# THE PROBLEM
Single out the lines that include the word "Courtesy". Copy them.

Saved data entries:
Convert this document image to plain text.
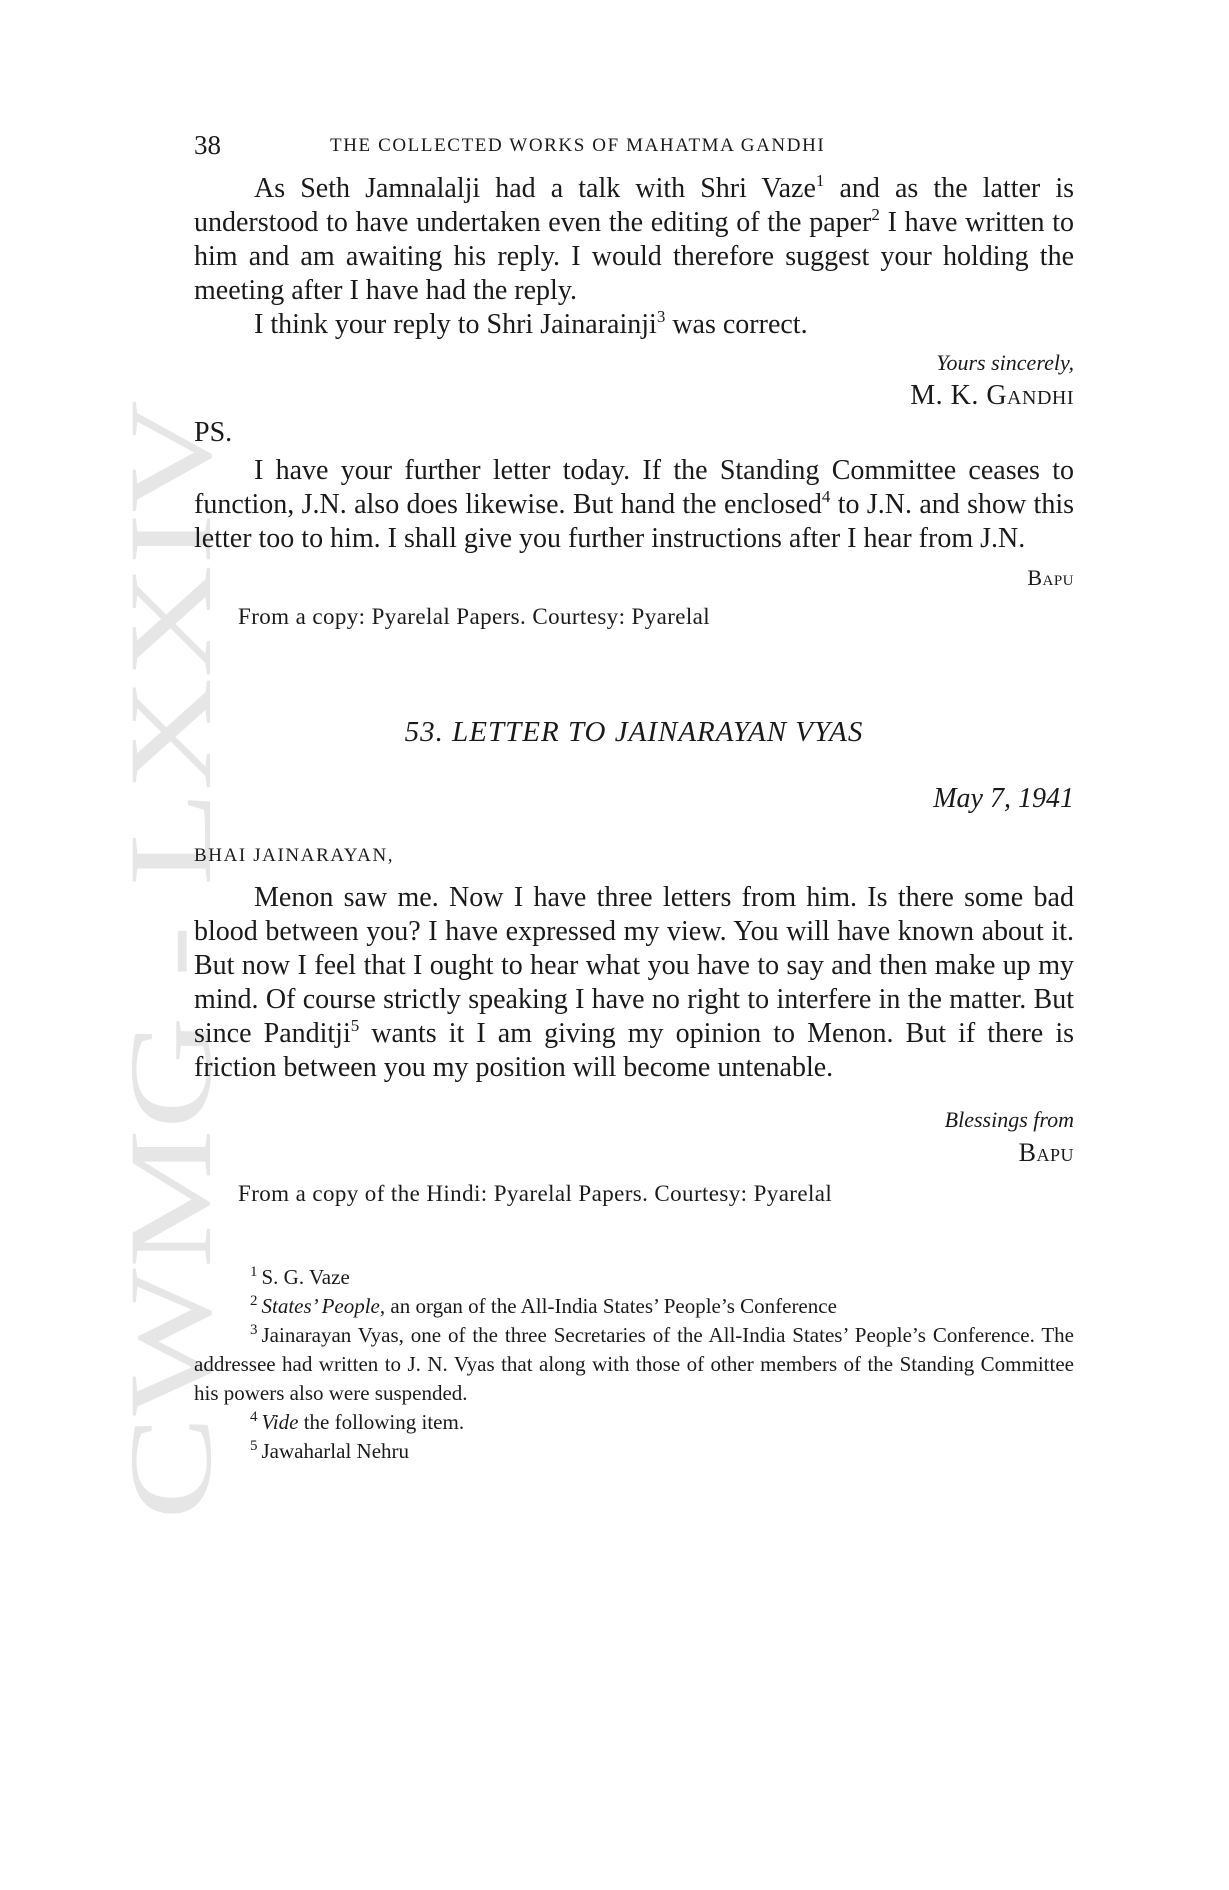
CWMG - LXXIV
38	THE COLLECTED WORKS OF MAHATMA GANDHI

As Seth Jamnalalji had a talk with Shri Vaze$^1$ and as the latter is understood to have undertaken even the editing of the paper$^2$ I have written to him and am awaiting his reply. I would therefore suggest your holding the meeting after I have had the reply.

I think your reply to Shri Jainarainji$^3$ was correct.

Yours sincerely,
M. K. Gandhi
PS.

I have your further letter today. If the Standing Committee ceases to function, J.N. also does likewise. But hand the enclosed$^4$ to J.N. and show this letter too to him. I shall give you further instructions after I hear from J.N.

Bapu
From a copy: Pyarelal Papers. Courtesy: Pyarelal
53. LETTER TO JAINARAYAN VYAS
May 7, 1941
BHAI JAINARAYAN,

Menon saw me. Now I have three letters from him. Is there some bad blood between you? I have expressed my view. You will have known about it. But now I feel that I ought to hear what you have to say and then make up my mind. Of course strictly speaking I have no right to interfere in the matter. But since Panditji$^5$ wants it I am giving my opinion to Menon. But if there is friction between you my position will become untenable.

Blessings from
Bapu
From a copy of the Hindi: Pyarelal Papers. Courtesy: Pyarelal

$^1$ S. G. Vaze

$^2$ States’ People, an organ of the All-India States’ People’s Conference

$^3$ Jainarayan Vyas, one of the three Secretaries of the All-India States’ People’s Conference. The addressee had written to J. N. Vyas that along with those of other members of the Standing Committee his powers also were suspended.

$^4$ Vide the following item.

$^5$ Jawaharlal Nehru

# RESPONSE BELOW
From a copy: Pyarelal Papers. Courtesy: Pyarelal
From a copy of the Hindi: Pyarelal Papers. Courtesy: Pyarelal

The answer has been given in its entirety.